**Given instruction**. Using the material that follows, identify and copy each line with the string "transition".

Entries from a dataset
-=-=-

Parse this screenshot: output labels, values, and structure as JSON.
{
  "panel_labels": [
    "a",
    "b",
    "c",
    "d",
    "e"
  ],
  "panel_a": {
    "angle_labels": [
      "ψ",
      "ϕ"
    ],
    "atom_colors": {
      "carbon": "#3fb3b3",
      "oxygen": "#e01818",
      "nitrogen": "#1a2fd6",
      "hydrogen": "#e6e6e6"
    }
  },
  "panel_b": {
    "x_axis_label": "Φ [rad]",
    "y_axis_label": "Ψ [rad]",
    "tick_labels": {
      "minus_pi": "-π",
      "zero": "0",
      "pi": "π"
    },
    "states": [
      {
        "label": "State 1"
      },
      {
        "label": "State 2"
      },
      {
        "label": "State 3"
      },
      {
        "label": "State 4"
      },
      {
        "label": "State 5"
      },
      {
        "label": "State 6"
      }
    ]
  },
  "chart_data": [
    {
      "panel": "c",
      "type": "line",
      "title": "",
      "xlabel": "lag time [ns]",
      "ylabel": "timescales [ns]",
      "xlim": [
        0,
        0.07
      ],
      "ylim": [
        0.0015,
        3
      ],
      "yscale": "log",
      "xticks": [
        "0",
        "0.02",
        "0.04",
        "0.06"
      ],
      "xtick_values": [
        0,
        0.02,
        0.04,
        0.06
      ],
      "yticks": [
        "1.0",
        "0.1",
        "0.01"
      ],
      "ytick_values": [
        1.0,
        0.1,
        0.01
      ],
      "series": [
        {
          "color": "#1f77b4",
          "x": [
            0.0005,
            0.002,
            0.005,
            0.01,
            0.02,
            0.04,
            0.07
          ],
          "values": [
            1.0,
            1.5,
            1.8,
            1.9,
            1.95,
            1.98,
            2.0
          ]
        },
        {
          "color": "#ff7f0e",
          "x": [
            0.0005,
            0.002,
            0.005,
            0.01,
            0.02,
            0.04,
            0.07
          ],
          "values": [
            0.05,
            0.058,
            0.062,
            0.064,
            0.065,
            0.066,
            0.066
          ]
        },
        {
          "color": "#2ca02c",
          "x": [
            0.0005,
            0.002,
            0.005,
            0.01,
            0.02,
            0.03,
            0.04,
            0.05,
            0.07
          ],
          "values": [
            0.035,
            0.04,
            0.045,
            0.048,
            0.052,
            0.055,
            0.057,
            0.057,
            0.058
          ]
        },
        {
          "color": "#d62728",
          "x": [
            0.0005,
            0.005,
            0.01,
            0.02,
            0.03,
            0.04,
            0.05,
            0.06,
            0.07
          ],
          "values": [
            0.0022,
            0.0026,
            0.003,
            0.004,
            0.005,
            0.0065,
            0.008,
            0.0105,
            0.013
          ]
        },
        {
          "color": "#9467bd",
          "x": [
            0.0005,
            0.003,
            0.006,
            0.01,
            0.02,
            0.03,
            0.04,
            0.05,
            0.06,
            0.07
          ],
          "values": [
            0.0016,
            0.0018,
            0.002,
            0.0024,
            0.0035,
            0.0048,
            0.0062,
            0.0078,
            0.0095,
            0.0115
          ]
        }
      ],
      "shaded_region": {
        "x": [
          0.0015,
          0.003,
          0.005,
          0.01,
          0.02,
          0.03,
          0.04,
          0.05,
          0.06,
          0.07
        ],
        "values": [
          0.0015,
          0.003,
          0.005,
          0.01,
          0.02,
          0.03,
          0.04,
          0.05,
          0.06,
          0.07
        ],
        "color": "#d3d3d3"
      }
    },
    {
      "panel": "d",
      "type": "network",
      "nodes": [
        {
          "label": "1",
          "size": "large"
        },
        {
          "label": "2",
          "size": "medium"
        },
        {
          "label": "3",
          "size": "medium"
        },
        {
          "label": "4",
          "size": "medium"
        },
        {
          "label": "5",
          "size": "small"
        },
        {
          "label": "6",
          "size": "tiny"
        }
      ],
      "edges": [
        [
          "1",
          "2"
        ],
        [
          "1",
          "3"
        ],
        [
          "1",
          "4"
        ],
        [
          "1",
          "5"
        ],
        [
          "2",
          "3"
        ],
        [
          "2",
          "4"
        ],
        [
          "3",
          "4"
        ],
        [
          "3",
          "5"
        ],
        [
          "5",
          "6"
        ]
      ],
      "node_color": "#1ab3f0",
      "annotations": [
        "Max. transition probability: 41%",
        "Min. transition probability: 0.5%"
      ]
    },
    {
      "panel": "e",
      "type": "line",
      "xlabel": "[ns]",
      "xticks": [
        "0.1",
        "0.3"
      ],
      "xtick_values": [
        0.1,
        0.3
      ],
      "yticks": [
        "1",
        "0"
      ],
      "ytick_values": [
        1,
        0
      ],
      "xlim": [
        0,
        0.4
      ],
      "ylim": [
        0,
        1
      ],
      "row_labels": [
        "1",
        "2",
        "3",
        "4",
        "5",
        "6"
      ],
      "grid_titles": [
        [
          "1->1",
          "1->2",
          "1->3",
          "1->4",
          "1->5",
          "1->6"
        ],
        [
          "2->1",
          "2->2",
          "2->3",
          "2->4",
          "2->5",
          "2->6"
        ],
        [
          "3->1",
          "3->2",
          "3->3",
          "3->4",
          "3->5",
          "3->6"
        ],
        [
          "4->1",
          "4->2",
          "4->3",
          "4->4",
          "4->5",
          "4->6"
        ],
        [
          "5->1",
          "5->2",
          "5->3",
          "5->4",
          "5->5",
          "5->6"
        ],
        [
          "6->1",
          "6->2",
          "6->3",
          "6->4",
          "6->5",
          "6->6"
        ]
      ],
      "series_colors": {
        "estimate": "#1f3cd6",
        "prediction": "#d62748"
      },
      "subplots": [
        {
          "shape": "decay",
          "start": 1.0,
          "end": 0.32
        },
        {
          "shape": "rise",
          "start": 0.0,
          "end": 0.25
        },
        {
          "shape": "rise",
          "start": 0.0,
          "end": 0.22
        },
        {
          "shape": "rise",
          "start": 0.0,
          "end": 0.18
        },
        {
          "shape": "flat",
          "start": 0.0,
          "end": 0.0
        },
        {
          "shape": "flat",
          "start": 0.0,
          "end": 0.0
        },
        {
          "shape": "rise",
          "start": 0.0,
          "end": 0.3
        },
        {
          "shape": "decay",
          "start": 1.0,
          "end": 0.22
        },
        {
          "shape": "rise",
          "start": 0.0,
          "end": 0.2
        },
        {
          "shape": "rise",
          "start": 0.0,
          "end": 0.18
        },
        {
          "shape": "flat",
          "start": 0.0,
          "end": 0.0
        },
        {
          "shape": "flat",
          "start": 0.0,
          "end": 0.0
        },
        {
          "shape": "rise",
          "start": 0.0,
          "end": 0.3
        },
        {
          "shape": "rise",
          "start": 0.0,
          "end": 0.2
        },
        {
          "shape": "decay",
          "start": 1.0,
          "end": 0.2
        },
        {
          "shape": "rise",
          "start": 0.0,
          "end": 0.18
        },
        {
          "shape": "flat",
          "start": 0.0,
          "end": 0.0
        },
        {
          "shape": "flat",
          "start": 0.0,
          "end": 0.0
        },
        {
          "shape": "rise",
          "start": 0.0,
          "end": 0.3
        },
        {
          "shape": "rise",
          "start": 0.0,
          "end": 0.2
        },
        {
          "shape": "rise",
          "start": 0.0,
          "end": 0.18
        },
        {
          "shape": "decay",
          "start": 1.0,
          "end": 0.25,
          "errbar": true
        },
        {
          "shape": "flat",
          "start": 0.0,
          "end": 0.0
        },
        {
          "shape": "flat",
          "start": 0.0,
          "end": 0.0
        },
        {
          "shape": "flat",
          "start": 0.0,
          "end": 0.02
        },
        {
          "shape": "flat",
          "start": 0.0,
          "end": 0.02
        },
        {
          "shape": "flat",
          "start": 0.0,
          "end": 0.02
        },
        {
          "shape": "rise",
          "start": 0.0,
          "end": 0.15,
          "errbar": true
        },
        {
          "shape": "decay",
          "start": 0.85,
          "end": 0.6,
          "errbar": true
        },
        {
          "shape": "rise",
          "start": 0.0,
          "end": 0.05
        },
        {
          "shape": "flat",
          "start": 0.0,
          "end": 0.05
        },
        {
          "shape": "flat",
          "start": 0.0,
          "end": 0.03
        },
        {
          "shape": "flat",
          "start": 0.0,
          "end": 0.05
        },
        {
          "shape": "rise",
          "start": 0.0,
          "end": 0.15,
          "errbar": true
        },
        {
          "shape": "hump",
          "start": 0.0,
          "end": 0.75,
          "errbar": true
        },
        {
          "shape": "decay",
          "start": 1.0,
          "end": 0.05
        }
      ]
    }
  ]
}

-=-=-

**The response**.
        "Max. transition probability: 41%",
        "Min. transition probability: 0.5%"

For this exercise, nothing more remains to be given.